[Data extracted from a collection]
——————————

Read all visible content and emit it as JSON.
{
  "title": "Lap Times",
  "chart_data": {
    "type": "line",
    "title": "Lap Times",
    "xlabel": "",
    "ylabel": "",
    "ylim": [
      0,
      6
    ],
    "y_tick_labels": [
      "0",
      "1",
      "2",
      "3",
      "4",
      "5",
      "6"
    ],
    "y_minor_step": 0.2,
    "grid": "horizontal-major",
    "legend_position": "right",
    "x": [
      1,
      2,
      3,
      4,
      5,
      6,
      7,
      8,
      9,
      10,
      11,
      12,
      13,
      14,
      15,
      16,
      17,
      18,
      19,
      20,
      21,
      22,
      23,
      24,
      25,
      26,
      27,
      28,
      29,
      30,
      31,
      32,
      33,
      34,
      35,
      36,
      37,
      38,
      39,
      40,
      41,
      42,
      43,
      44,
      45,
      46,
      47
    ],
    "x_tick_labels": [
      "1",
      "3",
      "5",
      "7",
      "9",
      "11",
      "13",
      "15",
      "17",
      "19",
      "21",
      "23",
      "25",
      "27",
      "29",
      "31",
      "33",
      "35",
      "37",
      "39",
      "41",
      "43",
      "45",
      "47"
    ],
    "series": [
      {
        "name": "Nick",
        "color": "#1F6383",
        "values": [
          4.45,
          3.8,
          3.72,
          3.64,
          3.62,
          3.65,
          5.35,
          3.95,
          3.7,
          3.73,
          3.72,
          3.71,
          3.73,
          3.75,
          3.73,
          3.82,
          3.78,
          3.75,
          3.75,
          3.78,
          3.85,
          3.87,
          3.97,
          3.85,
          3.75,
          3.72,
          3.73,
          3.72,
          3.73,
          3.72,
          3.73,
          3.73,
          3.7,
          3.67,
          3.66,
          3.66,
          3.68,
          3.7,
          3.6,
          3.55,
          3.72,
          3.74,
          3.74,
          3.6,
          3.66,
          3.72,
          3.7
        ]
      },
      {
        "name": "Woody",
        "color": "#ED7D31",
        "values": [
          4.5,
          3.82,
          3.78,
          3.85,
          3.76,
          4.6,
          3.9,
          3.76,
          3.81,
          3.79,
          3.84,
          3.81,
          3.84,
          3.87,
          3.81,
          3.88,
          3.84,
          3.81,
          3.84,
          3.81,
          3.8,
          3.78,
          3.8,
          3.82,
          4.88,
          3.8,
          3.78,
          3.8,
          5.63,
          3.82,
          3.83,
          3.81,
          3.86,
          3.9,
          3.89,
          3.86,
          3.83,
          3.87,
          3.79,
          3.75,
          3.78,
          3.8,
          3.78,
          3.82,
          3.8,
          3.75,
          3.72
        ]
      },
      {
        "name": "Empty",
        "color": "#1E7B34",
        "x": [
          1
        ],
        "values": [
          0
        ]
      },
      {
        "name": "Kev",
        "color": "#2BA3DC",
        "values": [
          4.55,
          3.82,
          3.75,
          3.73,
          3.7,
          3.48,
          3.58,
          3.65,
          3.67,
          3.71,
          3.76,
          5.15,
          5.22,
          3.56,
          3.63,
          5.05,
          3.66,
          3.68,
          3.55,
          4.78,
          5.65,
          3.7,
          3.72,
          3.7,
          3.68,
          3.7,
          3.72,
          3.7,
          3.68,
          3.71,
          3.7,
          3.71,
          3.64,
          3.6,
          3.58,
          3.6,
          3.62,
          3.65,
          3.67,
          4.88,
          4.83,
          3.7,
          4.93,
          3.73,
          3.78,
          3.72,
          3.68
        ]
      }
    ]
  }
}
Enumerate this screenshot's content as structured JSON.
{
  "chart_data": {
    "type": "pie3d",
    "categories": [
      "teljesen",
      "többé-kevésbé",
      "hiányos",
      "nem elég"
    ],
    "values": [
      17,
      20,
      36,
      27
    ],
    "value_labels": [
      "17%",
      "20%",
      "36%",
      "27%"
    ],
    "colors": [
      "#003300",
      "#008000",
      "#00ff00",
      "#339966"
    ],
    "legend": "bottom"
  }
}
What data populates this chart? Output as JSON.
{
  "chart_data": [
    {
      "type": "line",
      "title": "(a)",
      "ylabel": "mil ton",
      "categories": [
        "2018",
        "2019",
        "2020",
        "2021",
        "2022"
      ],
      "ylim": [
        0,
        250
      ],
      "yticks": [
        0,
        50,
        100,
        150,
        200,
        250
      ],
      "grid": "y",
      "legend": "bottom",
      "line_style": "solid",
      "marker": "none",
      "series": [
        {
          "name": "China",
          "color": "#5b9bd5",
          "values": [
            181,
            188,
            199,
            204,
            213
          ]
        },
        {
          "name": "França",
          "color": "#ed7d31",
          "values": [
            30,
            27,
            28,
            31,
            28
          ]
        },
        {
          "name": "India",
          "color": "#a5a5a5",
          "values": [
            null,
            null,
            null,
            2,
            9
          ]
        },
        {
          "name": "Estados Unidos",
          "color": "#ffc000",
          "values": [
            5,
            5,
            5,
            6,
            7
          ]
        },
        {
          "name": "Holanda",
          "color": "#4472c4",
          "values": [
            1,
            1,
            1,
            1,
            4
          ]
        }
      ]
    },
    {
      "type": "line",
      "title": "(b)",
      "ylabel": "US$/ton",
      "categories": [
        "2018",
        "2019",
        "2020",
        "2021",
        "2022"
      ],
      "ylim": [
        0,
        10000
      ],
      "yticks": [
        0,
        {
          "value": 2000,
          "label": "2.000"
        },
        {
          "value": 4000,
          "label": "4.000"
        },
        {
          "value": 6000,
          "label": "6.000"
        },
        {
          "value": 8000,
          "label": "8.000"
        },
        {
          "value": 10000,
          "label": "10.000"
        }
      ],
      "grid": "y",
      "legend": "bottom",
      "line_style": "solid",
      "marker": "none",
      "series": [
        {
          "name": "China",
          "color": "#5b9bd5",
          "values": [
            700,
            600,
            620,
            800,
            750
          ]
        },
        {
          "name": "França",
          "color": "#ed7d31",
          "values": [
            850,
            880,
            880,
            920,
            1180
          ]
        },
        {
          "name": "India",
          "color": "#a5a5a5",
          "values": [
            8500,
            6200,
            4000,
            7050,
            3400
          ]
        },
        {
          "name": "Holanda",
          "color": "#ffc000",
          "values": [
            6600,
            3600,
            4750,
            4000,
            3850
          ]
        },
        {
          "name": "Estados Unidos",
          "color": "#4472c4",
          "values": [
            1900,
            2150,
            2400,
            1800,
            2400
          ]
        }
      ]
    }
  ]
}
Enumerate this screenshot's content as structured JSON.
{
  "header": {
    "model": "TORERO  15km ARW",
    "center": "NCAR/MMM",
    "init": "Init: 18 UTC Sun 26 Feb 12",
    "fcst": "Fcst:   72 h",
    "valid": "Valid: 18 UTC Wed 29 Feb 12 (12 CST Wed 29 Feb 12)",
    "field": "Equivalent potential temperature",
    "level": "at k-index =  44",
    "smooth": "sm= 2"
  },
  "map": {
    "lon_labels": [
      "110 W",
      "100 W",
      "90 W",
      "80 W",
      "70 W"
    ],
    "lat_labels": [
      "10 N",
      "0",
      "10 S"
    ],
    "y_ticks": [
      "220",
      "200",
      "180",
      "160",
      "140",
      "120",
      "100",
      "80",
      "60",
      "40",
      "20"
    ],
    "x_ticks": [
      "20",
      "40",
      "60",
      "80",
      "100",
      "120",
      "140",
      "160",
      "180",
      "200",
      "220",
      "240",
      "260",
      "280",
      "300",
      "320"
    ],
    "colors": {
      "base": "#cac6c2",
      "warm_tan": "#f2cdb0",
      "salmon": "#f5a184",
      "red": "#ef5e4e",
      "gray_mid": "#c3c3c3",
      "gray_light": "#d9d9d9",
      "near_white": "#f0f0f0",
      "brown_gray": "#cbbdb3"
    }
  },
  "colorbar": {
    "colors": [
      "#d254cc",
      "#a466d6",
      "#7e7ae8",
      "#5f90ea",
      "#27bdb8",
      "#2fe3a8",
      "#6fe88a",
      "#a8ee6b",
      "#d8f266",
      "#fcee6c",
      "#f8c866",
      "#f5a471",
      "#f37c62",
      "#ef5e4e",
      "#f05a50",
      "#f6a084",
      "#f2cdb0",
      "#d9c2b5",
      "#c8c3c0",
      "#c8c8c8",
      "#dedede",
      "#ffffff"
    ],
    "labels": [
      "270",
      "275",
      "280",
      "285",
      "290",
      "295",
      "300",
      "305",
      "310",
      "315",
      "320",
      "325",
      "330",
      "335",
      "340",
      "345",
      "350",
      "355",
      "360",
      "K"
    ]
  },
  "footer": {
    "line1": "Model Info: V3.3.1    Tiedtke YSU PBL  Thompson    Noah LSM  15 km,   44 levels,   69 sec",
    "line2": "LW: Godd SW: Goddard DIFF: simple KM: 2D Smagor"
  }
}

——————————

Exercise goal
Determine how many lines of the data contain the word "type", and reply with that number only.

Answer below
4